### [EXERCISE REQUIREMENTS]
Extract every line where the string "субъекта" appears.

### [DATA EXCERPTS]

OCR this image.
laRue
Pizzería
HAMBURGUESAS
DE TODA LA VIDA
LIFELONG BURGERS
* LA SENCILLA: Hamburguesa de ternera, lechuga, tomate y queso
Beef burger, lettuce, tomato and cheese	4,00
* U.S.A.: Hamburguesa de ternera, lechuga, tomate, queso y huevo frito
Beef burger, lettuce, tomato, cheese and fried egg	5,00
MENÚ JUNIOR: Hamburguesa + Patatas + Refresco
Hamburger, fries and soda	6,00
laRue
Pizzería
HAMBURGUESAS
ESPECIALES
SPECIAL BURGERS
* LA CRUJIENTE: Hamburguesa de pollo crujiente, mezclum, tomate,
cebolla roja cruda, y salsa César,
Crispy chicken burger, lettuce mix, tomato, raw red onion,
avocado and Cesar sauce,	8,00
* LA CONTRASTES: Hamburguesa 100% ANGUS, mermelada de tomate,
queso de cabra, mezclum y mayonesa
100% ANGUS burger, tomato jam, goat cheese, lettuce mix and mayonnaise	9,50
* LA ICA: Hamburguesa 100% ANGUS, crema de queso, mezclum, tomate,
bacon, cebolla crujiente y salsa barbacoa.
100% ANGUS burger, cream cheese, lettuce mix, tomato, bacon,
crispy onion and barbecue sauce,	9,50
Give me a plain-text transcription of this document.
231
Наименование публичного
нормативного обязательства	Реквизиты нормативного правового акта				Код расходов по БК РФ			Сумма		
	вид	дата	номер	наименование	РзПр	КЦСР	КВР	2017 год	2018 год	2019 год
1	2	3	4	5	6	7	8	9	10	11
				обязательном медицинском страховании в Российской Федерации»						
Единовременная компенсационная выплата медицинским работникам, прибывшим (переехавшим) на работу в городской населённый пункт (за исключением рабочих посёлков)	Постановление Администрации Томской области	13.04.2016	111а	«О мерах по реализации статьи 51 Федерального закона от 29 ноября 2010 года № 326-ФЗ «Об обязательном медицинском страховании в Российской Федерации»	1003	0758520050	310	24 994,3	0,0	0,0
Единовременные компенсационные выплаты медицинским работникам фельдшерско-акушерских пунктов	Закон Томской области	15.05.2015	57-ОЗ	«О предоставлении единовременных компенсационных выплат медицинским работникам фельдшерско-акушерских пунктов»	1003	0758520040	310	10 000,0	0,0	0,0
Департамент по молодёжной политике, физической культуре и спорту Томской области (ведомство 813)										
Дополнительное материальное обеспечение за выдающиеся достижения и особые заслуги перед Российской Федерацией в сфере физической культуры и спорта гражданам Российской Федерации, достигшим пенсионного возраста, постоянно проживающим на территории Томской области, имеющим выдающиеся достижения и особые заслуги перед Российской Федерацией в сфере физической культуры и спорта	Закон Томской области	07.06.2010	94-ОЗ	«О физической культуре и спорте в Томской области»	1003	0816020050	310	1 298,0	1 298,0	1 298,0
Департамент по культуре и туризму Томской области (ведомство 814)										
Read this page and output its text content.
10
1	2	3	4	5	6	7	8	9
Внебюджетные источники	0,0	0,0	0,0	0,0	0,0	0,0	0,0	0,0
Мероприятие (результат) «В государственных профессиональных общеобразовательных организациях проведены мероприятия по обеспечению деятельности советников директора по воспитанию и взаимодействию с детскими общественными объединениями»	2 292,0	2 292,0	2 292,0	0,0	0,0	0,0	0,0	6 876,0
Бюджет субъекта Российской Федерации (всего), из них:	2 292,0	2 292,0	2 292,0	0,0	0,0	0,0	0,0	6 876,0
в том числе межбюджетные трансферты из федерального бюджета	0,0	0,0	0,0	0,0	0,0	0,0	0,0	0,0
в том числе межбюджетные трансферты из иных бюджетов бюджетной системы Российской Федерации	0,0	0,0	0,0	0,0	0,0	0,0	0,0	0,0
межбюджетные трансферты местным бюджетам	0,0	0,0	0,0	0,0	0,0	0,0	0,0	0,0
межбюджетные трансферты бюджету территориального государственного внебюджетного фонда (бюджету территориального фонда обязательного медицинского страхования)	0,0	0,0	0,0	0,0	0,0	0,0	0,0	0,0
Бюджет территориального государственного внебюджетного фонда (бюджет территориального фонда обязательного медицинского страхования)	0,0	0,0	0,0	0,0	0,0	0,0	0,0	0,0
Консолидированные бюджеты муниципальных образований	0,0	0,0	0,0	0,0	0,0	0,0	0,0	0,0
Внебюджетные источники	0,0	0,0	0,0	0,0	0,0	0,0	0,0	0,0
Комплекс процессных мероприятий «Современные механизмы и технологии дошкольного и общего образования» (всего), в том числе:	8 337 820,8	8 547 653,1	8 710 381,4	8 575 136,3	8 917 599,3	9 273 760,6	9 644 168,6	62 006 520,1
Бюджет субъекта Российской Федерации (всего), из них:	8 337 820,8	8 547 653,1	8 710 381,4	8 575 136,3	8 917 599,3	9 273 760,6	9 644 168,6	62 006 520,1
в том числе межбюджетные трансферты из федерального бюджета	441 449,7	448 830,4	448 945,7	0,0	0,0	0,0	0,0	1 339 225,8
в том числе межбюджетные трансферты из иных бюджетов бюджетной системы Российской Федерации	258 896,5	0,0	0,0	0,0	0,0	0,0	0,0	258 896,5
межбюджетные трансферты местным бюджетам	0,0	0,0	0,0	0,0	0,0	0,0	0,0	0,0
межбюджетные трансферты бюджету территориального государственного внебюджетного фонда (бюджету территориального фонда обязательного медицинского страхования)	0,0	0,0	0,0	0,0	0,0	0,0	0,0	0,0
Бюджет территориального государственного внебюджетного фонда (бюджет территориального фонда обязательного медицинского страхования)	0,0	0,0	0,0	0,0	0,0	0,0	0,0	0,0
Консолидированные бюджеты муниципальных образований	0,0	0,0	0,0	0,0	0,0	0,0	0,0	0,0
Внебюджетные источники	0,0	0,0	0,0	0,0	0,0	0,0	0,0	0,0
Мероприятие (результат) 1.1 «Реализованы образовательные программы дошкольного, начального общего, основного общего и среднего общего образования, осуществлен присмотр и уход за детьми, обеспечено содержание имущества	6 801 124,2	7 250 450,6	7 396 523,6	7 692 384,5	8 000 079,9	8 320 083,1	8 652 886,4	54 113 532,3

### [WRITTEN ANSWER]
Бюджет субъекта Российской Федерации (всего), из них:	2 292,0	2 292,0	2 292,0	0,0	0,0	0,0	0,0	6 876,0
Бюджет субъекта Российской Федерации (всего), из них:	8 337 820,8	8 547 653,1	8 710 381,4	8 575 136,3	8 917 599,3	9 273 760,6	9 644 168,6	62 006 520,1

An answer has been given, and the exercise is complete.